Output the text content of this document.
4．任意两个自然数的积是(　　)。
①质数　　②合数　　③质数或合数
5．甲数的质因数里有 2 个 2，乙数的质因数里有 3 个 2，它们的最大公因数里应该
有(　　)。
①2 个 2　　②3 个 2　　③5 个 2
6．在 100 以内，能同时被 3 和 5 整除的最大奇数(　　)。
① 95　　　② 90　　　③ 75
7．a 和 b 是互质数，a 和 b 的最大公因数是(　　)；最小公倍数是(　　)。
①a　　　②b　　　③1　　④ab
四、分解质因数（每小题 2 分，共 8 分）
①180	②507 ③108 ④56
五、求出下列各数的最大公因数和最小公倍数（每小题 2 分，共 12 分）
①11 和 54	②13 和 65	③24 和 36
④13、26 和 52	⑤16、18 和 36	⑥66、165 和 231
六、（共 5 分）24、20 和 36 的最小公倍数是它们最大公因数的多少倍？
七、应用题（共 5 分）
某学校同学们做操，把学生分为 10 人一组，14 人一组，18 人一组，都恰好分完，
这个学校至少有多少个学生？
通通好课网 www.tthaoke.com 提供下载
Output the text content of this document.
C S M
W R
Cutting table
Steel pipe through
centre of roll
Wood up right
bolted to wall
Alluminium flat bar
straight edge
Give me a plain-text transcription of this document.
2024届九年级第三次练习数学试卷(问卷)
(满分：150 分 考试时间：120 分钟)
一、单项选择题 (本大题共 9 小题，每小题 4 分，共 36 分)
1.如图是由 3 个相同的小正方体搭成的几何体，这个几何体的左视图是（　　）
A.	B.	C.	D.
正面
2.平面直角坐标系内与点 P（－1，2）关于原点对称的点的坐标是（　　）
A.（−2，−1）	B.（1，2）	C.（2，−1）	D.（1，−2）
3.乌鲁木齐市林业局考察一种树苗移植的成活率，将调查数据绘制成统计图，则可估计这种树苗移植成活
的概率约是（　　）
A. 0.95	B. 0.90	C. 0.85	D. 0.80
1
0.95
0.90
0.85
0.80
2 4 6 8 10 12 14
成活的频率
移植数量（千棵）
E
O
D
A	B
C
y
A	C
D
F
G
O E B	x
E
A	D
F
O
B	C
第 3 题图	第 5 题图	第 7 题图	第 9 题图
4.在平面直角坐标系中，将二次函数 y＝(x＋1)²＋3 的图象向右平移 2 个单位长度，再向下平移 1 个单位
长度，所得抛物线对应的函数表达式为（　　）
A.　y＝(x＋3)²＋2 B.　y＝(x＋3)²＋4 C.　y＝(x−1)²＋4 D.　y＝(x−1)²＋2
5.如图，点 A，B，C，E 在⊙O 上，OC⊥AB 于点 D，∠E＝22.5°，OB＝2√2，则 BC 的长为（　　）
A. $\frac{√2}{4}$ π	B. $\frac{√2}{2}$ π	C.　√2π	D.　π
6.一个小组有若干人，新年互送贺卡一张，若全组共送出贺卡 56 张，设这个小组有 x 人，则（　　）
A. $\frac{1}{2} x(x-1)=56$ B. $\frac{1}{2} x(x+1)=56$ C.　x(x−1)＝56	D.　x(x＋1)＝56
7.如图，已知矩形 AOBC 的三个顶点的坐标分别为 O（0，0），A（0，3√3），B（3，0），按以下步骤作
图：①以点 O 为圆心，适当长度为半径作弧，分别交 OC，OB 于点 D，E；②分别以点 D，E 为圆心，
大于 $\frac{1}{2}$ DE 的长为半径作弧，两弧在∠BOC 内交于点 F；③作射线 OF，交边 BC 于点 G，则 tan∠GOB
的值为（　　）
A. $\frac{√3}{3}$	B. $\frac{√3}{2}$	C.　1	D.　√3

#####

Set every line of the listing down word for word.

- _EXERCISE OUTPUT_
Output the text content of this document.
4．任意两个自然数的积是(　　)。
①质数　　②合数　　③质数或合数
5．甲数的质因数里有 2 个 2，乙数的质因数里有 3 个 2，它们的最大公因数里应该
有(　　)。
①2 个 2　　②3 个 2　　③5 个 2
6．在 100 以内，能同时被 3 和 5 整除的最大奇数(　　)。
① 95　　　② 90　　　③ 75
7．a 和 b 是互质数，a 和 b 的最大公因数是(　　)；最小公倍数是(　　)。
①a　　　②b　　　③1　　④ab
四、分解质因数（每小题 2 分，共 8 分）
①180	②507 ③108 ④56
五、求出下列各数的最大公因数和最小公倍数（每小题 2 分，共 12 分）
①11 和 54	②13 和 65	③24 和 36
④13、26 和 52	⑤16、18 和 36	⑥66、165 和 231
六、（共 5 分）24、20 和 36 的最小公倍数是它们最大公因数的多少倍？
七、应用题（共 5 分）
某学校同学们做操，把学生分为 10 人一组，14 人一组，18 人一组，都恰好分完，
这个学校至少有多少个学生？
通通好课网 www.tthaoke.com 提供下载
Output the text content of this document.
C S M
W R
Cutting table
Steel pipe through
centre of roll
Wood up right
bolted to wall
Alluminium flat bar
straight edge
Give me a plain-text transcription of this document.
2024届九年级第三次练习数学试卷(问卷)
(满分：150 分 考试时间：120 分钟)
一、单项选择题 (本大题共 9 小题，每小题 4 分，共 36 分)
1.如图是由 3 个相同的小正方体搭成的几何体，这个几何体的左视图是（　　）
A.	B.	C.	D.
正面
2.平面直角坐标系内与点 P（－1，2）关于原点对称的点的坐标是（　　）
A.（−2，−1）	B.（1，2）	C.（2，−1）	D.（1，−2）
3.乌鲁木齐市林业局考察一种树苗移植的成活率，将调查数据绘制成统计图，则可估计这种树苗移植成活
的概率约是（　　）
A. 0.95	B. 0.90	C. 0.85	D. 0.80
1
0.95
0.90
0.85
0.80
2 4 6 8 10 12 14
成活的频率
移植数量（千棵）
E
O
D
A	B
C
y
A	C
D
F
G
O E B	x
E
A	D
F
O
B	C
第 3 题图	第 5 题图	第 7 题图	第 9 题图
4.在平面直角坐标系中，将二次函数 y＝(x＋1)²＋3 的图象向右平移 2 个单位长度，再向下平移 1 个单位
长度，所得抛物线对应的函数表达式为（　　）
A.　y＝(x＋3)²＋2 B.　y＝(x＋3)²＋4 C.　y＝(x−1)²＋4 D.　y＝(x−1)²＋2
5.如图，点 A，B，C，E 在⊙O 上，OC⊥AB 于点 D，∠E＝22.5°，OB＝2√2，则 BC 的长为（　　）
A. $\frac{√2}{4}$ π	B. $\frac{√2}{2}$ π	C.　√2π	D.　π
6.一个小组有若干人，新年互送贺卡一张，若全组共送出贺卡 56 张，设这个小组有 x 人，则（　　）
A. $\frac{1}{2} x(x-1)=56$ B. $\frac{1}{2} x(x+1)=56$ C.　x(x−1)＝56	D.　x(x＋1)＝56
7.如图，已知矩形 AOBC 的三个顶点的坐标分别为 O（0，0），A（0，3√3），B（3，0），按以下步骤作
图：①以点 O 为圆心，适当长度为半径作弧，分别交 OC，OB 于点 D，E；②分别以点 D，E 为圆心，
大于 $\frac{1}{2}$ DE 的长为半径作弧，两弧在∠BOC 内交于点 F；③作射线 OF，交边 BC 于点 G，则 tan∠GOB
的值为（　　）
A. $\frac{√3}{3}$	B. $\frac{√3}{2}$	C.　1	D.　√3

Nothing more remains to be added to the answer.